▶ **Document passage**:
-=-=-

Glenn Burns, WSB-TV’s chief meteorologist retired in November: Burns, who joined Channel 2 Action News in 1981 and became chief meteorologist in 1986, decided it was finally time to call it a day after tackling decades of tornado warnings, snow and ice alerts and flash floods. Brad Nitz is now his replacement. (Other notable radio and broadcast talent who left Atlanta or retired: WSB-TV’s Tony Thomas, WSB-TV’s Chris Jose, WSB-TV’s Richard Belcher, 11 Alive’s Shiba Russell, Fox 5′s Patty Pan.)
Credit: CUMULUS MEDIA
Credit: CUMULUS MEDIA
99X brings back original format: Atlanta’s groundbreaking alternative rock station 99X in the 1990s died in 2008 and over the years has only been on minor signals with no jocks. But Atlanta-based Cumulus Media earlier this month dropped Rock 100.5 in favor of a revamped 99X format that features many of the songs the station played in its glory days. In early January, the station will begin to introduce an on-air staff, presumably with familiar names in an effort to give the flagging 100.5 signal a boost by injecting Atlanta with a heavy dose of nostalgia.
Credit: TNS
Credit: TNS
Fred Savage fired over sexual misconduct in Atlanta: ABC fired Fred Savage in May from the reboot of “The Wonder Years” as an executive producer and director. Deadline cited unspecified inappropriate behavior and verbal outbursts. Allegations were investigated, leading to Savage’s dismissal, ABC confirmed in a statement. The show, in its second season, shoots in metro Atlanta and is a reboot of the original “Wonder Years,” in which Savage starred as a child actor.

-=-=-

▶ **Data to examine**:

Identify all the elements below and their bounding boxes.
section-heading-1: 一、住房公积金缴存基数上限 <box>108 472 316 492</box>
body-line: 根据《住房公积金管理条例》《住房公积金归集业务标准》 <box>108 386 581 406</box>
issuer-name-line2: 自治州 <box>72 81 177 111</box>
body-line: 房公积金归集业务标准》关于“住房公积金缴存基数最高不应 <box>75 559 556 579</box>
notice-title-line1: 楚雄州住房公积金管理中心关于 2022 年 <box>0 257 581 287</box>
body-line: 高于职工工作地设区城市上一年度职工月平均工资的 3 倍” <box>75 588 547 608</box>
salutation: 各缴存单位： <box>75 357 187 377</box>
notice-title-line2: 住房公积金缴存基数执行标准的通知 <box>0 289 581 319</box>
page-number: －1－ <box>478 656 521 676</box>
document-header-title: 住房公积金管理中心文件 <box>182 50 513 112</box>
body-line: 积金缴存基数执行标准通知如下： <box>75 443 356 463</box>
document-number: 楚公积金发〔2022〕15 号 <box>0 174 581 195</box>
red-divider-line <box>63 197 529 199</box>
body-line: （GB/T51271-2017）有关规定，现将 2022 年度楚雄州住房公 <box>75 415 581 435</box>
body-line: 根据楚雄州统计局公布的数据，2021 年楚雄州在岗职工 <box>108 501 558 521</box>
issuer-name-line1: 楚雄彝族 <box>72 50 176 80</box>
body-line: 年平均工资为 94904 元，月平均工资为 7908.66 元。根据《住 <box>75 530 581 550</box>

-=-=-

▶ **Set of tasks**:
1. According to the Atlanta media passage, in what year did Glenn Burns become chief meteorologist?
2. Reproduce the part of the Atlanta media passage that opens with the words containing "Glenn Burns, WSB-TV’s" and closes with "5′s Patty Pan.)".
3. Write what comes next in the Atlanta media passage, picking up after its last sentence.
The records have no connection to the Atlanta media passage.

▶ **Responses by item number**:
1. 1986

2.
Glenn Burns, WSB-TV’s chief meteorologist retired in November: Burns, who joined Channel 2 Action News in 1981 and became chief meteorologist in 1986, decided it was finally time to call it a day after tackling decades of tornado warnings, snow and ice alerts and flash floods. Brad Nitz is now his replacement. (Other notable radio and broadcast talent who left Atlanta or retired: WSB-TV’s Tony Thomas, WSB-TV’s Chris Jose, WSB-TV’s Richard Belcher, 11 Alive’s Shiba Russell, Fox 5′s Patty Pan.)

3.
Credit: IHEART
Credit: IHEART
Atlanta radio exec fired after drunken video surfaces: Drew Lauter, president of media company iHeartMedia Atlanta, was let go in October after video surfaced of him appearing to say racial slurs. In two videos procured by WSB-TV, Lauter is shown using a common slur against Black people multiple times in front of other iHeartMedia employees in a car after a charity event in August 2021. Lauter was fired after his bosses became aware that WSB-TV had the videos, in which Lauter also appeared to be groping the driver.
Credit: Rodney Ho/AJC
Credit: Rodney Ho/AJC
Trilith Studios faces racial discrimination suit: Five Black residents who live or have lived in the Town at Trilith in Fayetteville filed a lawsuit last month against the housing development and accompanying Trilith TV and movie studio alleging racially motivated inequitable treatment toward home owners and tenants. The allegations include unequal actions regarding home repairs, a police officer trailing a Black teen resident, and a lack of response regarding a resident caught using a racial epithet on camera toward Black neighbors. Trilith is home to many Marvel movies and Disney+ shows such as “Avengers: Endgame” and “WandaVision.”
Credit: AJC
Credit: AJC
The Plaza Theatre extends its life while the Tara Cinema shutters: Independent, community-oriented Plaza Theatre owner Christopher Escobar signed a 25-year lease extension earlier this year to solidify his theater’s long-term survival. Regal’s Tara Cinema, which specialized in foreign and independent films a few miles away, last month abruptly shuttered its doors, a victim of a pandemic that fueled a change in the viewing habits of its core audience.
Some local radio and TV notables we lost in 2022: Radio host Kara Stockton, “Georgia Gang” creator Dick Williams, CNN investigative reporter Drew Griffin, radio jock Silas “SiMan” Alexander, NBC meteorologist Johnny Beckman and former CNN sports anchor Fred Hickman.